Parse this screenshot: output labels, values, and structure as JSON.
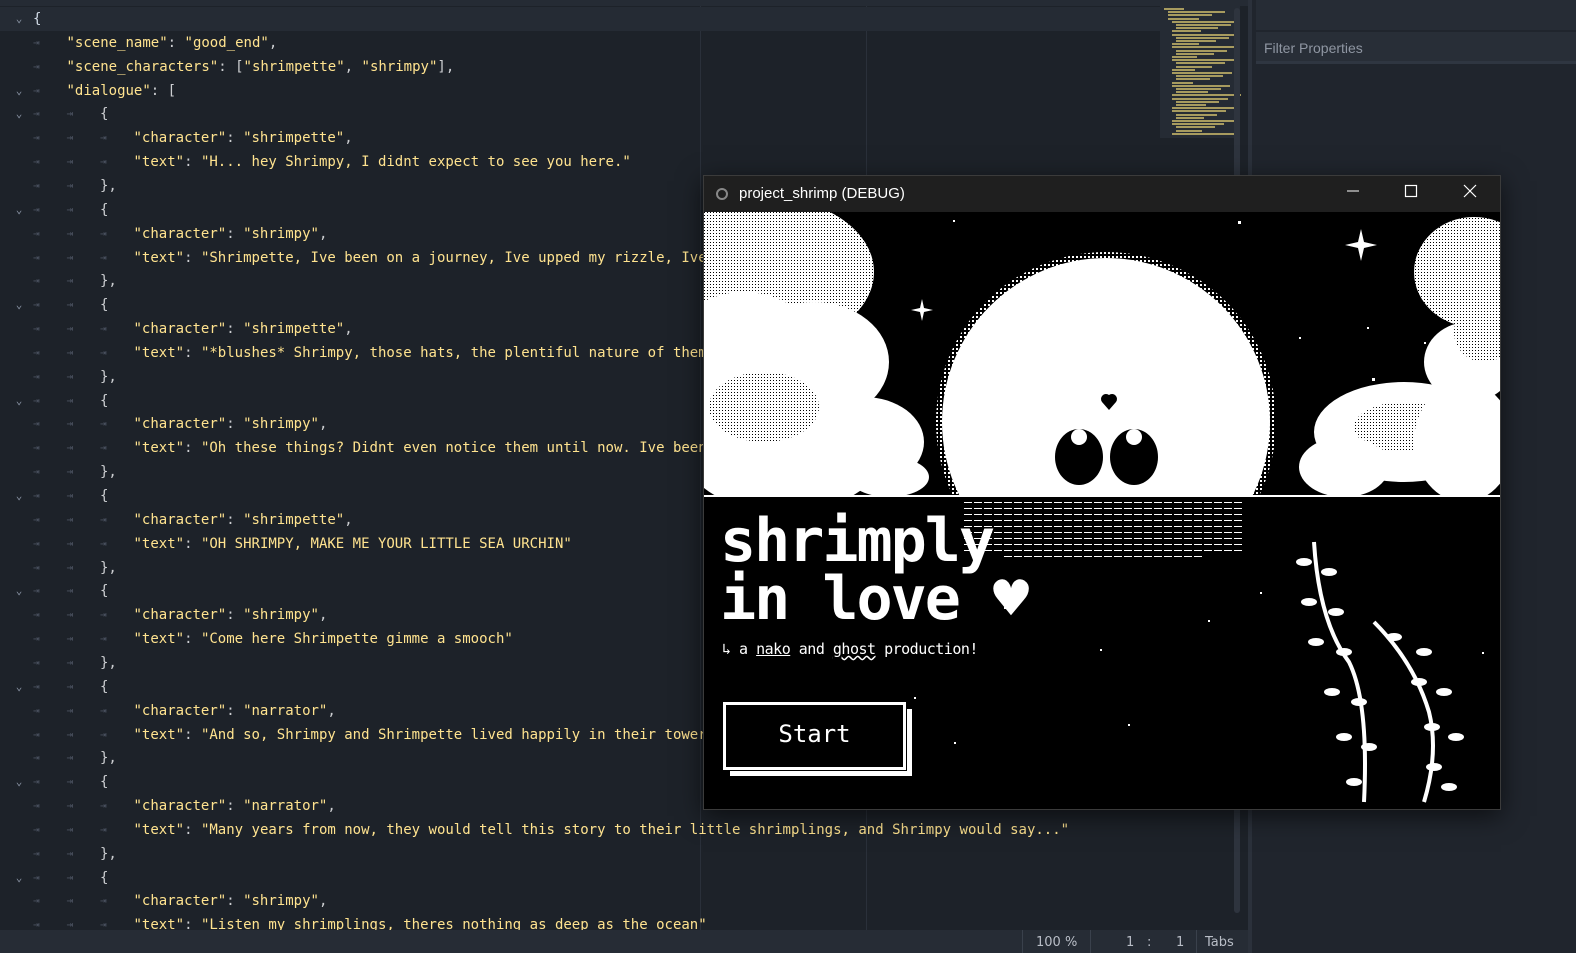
{
  "editor": {
    "lines": [
      {
        "indent": 0,
        "fold": true,
        "parts": [
          [
            "brace",
            "{"
          ]
        ]
      },
      {
        "indent": 1,
        "fold": false,
        "parts": [
          [
            "str",
            "\"scene_name\""
          ],
          [
            "punct",
            ": "
          ],
          [
            "str",
            "\"good_end\""
          ],
          [
            "punct",
            ","
          ]
        ]
      },
      {
        "indent": 1,
        "fold": false,
        "parts": [
          [
            "str",
            "\"scene_characters\""
          ],
          [
            "punct",
            ": ["
          ],
          [
            "str",
            "\"shrimpette\""
          ],
          [
            "punct",
            ", "
          ],
          [
            "str",
            "\"shrimpy\""
          ],
          [
            "punct",
            "],"
          ]
        ]
      },
      {
        "indent": 1,
        "fold": true,
        "parts": [
          [
            "str",
            "\"dialogue\""
          ],
          [
            "punct",
            ": ["
          ]
        ]
      },
      {
        "indent": 2,
        "fold": true,
        "parts": [
          [
            "punct",
            "{"
          ]
        ]
      },
      {
        "indent": 3,
        "fold": false,
        "parts": [
          [
            "str",
            "\"character\""
          ],
          [
            "punct",
            ": "
          ],
          [
            "str",
            "\"shrimpette\""
          ],
          [
            "punct",
            ","
          ]
        ]
      },
      {
        "indent": 3,
        "fold": false,
        "parts": [
          [
            "str",
            "\"text\""
          ],
          [
            "punct",
            ": "
          ],
          [
            "str",
            "\"H... hey Shrimpy, I didnt expect to see you here.\""
          ]
        ]
      },
      {
        "indent": 2,
        "fold": false,
        "parts": [
          [
            "punct",
            "},"
          ]
        ]
      },
      {
        "indent": 2,
        "fold": true,
        "parts": [
          [
            "punct",
            "{"
          ]
        ]
      },
      {
        "indent": 3,
        "fold": false,
        "parts": [
          [
            "str",
            "\"character\""
          ],
          [
            "punct",
            ": "
          ],
          [
            "str",
            "\"shrimpy\""
          ],
          [
            "punct",
            ","
          ]
        ]
      },
      {
        "indent": 3,
        "fold": false,
        "parts": [
          [
            "str",
            "\"text\""
          ],
          [
            "punct",
            ": "
          ],
          [
            "str",
            "\"Shrimpette, Ive been on a journey, Ive upped my rizzle, Ive"
          ]
        ]
      },
      {
        "indent": 2,
        "fold": false,
        "parts": [
          [
            "punct",
            "},"
          ]
        ]
      },
      {
        "indent": 2,
        "fold": true,
        "parts": [
          [
            "punct",
            "{"
          ]
        ]
      },
      {
        "indent": 3,
        "fold": false,
        "parts": [
          [
            "str",
            "\"character\""
          ],
          [
            "punct",
            ": "
          ],
          [
            "str",
            "\"shrimpette\""
          ],
          [
            "punct",
            ","
          ]
        ]
      },
      {
        "indent": 3,
        "fold": false,
        "parts": [
          [
            "str",
            "\"text\""
          ],
          [
            "punct",
            ": "
          ],
          [
            "str",
            "\"*blushes* Shrimpy, those hats, the plentiful nature of them"
          ]
        ]
      },
      {
        "indent": 2,
        "fold": false,
        "parts": [
          [
            "punct",
            "},"
          ]
        ]
      },
      {
        "indent": 2,
        "fold": true,
        "parts": [
          [
            "punct",
            "{"
          ]
        ]
      },
      {
        "indent": 3,
        "fold": false,
        "parts": [
          [
            "str",
            "\"character\""
          ],
          [
            "punct",
            ": "
          ],
          [
            "str",
            "\"shrimpy\""
          ],
          [
            "punct",
            ","
          ]
        ]
      },
      {
        "indent": 3,
        "fold": false,
        "parts": [
          [
            "str",
            "\"text\""
          ],
          [
            "punct",
            ": "
          ],
          [
            "str",
            "\"Oh these things? Didnt even notice them until now. Ive been"
          ]
        ]
      },
      {
        "indent": 2,
        "fold": false,
        "parts": [
          [
            "punct",
            "},"
          ]
        ]
      },
      {
        "indent": 2,
        "fold": true,
        "parts": [
          [
            "punct",
            "{"
          ]
        ]
      },
      {
        "indent": 3,
        "fold": false,
        "parts": [
          [
            "str",
            "\"character\""
          ],
          [
            "punct",
            ": "
          ],
          [
            "str",
            "\"shrimpette\""
          ],
          [
            "punct",
            ","
          ]
        ]
      },
      {
        "indent": 3,
        "fold": false,
        "parts": [
          [
            "str",
            "\"text\""
          ],
          [
            "punct",
            ": "
          ],
          [
            "str",
            "\"OH SHRIMPY, MAKE ME YOUR LITTLE SEA URCHIN\""
          ]
        ]
      },
      {
        "indent": 2,
        "fold": false,
        "parts": [
          [
            "punct",
            "},"
          ]
        ]
      },
      {
        "indent": 2,
        "fold": true,
        "parts": [
          [
            "punct",
            "{"
          ]
        ]
      },
      {
        "indent": 3,
        "fold": false,
        "parts": [
          [
            "str",
            "\"character\""
          ],
          [
            "punct",
            ": "
          ],
          [
            "str",
            "\"shrimpy\""
          ],
          [
            "punct",
            ","
          ]
        ]
      },
      {
        "indent": 3,
        "fold": false,
        "parts": [
          [
            "str",
            "\"text\""
          ],
          [
            "punct",
            ": "
          ],
          [
            "str",
            "\"Come here Shrimpette gimme a smooch\""
          ]
        ]
      },
      {
        "indent": 2,
        "fold": false,
        "parts": [
          [
            "punct",
            "},"
          ]
        ]
      },
      {
        "indent": 2,
        "fold": true,
        "parts": [
          [
            "punct",
            "{"
          ]
        ]
      },
      {
        "indent": 3,
        "fold": false,
        "parts": [
          [
            "str",
            "\"character\""
          ],
          [
            "punct",
            ": "
          ],
          [
            "str",
            "\"narrator\""
          ],
          [
            "punct",
            ","
          ]
        ]
      },
      {
        "indent": 3,
        "fold": false,
        "parts": [
          [
            "str",
            "\"text\""
          ],
          [
            "punct",
            ": "
          ],
          [
            "str",
            "\"And so, Shrimpy and Shrimpette lived happily in their tower"
          ]
        ]
      },
      {
        "indent": 2,
        "fold": false,
        "parts": [
          [
            "punct",
            "},"
          ]
        ]
      },
      {
        "indent": 2,
        "fold": true,
        "parts": [
          [
            "punct",
            "{"
          ]
        ]
      },
      {
        "indent": 3,
        "fold": false,
        "parts": [
          [
            "str",
            "\"character\""
          ],
          [
            "punct",
            ": "
          ],
          [
            "str",
            "\"narrator\""
          ],
          [
            "punct",
            ","
          ]
        ]
      },
      {
        "indent": 3,
        "fold": false,
        "parts": [
          [
            "str",
            "\"text\""
          ],
          [
            "punct",
            ": "
          ],
          [
            "str",
            "\"Many years from now, they would tell this story to their little shrimplings, and Shrimpy would say...\""
          ]
        ]
      },
      {
        "indent": 2,
        "fold": false,
        "parts": [
          [
            "punct",
            "},"
          ]
        ]
      },
      {
        "indent": 2,
        "fold": true,
        "parts": [
          [
            "punct",
            "{"
          ]
        ]
      },
      {
        "indent": 3,
        "fold": false,
        "parts": [
          [
            "str",
            "\"character\""
          ],
          [
            "punct",
            ": "
          ],
          [
            "str",
            "\"shrimpy\""
          ],
          [
            "punct",
            ","
          ]
        ]
      },
      {
        "indent": 3,
        "fold": false,
        "parts": [
          [
            "str",
            "\"text\""
          ],
          [
            "punct",
            ": "
          ],
          [
            "str",
            "\"Listen my shrimplings, theres nothing as deep as the ocean\""
          ]
        ]
      }
    ]
  },
  "statusbar": {
    "zoom": "100 %",
    "line": "1",
    "column": "1",
    "indent_mode": "Tabs"
  },
  "inspector": {
    "filter_placeholder": "Filter Properties"
  },
  "game_window": {
    "title": "project_shrimp (DEBUG)",
    "minimize_icon": "minimize-icon",
    "maximize_icon": "maximize-icon",
    "close_icon": "close-icon",
    "game_title_line1": "shrimply",
    "game_title_line2": "in love ♥",
    "subtitle_prefix": "↳ a ",
    "subtitle_name1": "nako",
    "subtitle_and": " and ",
    "subtitle_name2": "ghost",
    "subtitle_suffix": " production!",
    "start_label": "Start"
  }
}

━━━━━━━━━━

Tell how many lines of the data include the word "this", and nothing else.

2